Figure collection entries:

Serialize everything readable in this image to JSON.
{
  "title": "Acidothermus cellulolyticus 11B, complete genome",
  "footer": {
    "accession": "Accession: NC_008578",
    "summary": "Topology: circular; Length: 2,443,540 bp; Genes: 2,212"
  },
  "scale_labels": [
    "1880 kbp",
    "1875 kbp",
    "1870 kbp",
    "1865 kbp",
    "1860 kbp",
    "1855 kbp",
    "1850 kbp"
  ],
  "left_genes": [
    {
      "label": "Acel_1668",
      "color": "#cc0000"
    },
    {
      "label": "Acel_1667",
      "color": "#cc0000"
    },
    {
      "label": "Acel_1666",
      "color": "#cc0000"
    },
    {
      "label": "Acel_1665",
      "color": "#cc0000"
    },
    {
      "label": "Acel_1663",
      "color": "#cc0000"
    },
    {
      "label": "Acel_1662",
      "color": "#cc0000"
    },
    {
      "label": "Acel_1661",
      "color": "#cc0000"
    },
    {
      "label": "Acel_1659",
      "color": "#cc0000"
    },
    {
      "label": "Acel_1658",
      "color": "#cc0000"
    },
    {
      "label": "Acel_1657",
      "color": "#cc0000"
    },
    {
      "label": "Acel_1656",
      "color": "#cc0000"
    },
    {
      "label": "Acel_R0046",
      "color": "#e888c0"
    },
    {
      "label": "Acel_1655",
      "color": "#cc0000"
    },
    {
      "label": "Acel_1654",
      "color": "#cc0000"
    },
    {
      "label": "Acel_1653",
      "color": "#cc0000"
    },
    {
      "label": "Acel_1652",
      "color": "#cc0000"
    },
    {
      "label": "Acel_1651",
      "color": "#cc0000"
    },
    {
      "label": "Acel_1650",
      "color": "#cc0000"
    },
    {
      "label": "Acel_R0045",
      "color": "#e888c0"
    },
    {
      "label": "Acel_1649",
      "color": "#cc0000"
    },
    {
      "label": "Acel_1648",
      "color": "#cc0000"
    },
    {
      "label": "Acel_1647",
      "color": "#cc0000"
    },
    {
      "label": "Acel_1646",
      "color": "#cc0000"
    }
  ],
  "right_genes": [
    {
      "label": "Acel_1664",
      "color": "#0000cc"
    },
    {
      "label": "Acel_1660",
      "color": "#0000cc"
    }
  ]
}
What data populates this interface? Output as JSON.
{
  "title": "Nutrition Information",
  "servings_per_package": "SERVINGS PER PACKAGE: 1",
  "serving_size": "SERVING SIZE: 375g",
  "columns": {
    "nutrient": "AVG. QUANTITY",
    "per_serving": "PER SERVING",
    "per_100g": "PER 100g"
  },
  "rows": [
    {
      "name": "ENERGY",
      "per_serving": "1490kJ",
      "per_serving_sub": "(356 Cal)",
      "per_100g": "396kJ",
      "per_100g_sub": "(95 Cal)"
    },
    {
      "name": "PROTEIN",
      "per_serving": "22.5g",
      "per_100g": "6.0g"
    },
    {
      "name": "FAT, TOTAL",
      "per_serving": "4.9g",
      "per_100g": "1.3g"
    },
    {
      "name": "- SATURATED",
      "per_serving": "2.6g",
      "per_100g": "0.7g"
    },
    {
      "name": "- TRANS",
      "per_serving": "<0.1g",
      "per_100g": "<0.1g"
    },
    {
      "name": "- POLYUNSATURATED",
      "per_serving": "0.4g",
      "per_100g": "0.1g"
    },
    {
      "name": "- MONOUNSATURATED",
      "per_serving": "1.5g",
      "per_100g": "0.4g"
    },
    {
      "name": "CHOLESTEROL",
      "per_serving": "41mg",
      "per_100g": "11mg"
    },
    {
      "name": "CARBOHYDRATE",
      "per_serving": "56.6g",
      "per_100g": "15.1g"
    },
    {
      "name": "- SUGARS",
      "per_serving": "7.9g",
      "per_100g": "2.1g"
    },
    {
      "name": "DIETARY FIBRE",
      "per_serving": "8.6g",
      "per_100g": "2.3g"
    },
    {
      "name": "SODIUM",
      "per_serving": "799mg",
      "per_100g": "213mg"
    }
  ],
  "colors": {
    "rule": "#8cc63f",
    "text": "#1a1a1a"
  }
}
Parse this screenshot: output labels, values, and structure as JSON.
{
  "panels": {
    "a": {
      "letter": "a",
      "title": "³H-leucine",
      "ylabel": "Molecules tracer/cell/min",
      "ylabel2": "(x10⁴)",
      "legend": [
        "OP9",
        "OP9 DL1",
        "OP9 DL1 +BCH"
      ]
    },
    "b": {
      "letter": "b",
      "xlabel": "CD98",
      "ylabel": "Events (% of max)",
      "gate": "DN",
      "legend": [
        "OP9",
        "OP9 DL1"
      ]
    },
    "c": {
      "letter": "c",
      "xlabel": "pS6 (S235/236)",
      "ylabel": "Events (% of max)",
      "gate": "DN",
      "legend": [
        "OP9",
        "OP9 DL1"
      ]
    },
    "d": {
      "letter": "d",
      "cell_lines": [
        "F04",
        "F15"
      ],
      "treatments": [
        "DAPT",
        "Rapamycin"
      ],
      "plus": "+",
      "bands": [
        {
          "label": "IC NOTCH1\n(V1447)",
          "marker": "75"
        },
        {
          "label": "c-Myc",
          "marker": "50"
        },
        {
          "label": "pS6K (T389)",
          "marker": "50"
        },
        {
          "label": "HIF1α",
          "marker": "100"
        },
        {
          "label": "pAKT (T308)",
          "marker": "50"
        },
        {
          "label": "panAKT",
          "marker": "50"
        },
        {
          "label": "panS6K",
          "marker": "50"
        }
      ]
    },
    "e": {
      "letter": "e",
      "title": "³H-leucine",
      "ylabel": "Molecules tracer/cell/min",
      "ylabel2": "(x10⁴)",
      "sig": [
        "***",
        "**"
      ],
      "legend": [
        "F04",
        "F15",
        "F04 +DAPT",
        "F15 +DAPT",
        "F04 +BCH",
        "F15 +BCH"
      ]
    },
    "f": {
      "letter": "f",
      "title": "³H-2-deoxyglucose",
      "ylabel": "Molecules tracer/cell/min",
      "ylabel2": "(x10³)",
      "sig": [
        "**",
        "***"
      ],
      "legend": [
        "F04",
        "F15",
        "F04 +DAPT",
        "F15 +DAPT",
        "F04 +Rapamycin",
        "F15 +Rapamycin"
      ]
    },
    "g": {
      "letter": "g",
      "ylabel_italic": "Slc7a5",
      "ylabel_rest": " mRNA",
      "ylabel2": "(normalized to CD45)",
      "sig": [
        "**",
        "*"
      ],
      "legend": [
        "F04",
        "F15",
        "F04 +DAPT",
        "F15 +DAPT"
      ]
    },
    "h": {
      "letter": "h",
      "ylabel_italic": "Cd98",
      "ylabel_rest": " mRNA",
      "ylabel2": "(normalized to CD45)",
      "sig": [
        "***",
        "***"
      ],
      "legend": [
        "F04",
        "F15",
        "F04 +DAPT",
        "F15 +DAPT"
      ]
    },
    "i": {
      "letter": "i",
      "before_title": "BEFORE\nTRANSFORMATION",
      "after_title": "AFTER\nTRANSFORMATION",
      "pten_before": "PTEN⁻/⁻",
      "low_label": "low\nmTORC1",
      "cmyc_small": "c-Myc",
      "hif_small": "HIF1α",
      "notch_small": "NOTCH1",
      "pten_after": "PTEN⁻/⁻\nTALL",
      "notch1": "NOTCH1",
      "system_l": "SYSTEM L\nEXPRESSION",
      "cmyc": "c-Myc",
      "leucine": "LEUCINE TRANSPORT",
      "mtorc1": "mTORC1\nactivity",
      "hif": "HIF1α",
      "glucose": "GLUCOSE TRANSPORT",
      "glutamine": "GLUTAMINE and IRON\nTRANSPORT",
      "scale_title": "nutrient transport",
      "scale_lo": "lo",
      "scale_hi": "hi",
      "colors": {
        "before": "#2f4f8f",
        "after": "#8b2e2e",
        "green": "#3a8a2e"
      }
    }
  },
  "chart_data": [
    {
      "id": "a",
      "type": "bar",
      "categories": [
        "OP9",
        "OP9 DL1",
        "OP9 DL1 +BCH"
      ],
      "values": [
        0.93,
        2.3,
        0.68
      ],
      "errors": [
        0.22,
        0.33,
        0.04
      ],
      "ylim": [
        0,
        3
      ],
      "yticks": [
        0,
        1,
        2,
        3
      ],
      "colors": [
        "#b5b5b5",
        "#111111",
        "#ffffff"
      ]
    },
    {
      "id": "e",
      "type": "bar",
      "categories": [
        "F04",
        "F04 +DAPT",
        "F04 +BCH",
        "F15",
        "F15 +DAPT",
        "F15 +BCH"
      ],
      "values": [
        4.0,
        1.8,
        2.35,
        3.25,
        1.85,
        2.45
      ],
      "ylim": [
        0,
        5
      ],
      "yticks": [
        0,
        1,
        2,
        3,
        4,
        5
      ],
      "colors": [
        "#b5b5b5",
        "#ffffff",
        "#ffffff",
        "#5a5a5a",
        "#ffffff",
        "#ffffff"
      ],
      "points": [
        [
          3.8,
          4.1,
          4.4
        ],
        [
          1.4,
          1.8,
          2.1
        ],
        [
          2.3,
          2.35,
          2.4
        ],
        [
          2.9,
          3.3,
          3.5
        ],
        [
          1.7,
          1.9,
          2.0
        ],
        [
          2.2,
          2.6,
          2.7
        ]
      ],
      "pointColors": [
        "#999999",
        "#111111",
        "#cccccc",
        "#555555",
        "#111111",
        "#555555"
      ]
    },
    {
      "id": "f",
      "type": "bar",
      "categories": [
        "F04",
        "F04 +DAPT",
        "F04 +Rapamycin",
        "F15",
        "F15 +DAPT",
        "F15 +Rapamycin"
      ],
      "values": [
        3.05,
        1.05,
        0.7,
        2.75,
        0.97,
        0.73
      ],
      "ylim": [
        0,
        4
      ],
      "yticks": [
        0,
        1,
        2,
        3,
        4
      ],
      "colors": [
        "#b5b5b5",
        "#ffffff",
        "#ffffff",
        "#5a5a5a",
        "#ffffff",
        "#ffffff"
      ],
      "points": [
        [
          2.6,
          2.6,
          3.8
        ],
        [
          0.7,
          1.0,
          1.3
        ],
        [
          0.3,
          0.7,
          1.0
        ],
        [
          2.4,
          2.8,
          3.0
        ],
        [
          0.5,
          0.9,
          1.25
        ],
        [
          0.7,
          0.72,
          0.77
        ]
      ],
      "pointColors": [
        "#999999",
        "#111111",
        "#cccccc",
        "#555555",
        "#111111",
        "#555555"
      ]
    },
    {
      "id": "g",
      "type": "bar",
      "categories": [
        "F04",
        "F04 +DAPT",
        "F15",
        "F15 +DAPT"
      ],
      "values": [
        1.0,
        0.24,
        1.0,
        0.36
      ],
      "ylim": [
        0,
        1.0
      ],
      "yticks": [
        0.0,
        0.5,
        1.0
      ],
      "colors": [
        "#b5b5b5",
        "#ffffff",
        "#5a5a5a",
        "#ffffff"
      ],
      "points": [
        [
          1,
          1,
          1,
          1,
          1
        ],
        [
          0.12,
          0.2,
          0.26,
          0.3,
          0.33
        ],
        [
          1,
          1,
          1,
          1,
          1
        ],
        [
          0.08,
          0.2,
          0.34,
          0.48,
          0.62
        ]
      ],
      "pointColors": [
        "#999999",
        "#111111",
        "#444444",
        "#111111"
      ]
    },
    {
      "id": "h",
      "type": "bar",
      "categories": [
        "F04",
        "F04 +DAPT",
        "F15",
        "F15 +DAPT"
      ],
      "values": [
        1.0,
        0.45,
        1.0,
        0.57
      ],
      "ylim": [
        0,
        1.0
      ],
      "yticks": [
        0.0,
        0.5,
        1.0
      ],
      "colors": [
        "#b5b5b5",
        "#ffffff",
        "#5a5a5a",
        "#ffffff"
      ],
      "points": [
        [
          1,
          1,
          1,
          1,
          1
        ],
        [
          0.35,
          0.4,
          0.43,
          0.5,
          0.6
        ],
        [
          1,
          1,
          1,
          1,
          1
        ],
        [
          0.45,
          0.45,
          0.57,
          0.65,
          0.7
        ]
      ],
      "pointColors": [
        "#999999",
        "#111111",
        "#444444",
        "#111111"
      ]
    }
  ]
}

**WORK INSTRUCTION**
Within the records, filter for lines that contain the word "JSON" and show each one.

**RESPONSE TO THIS EXERCISE**
Serialize everything readable in this image to JSON.
What data populates this interface? Output as JSON.
Parse this screenshot: output labels, values, and structure as JSON.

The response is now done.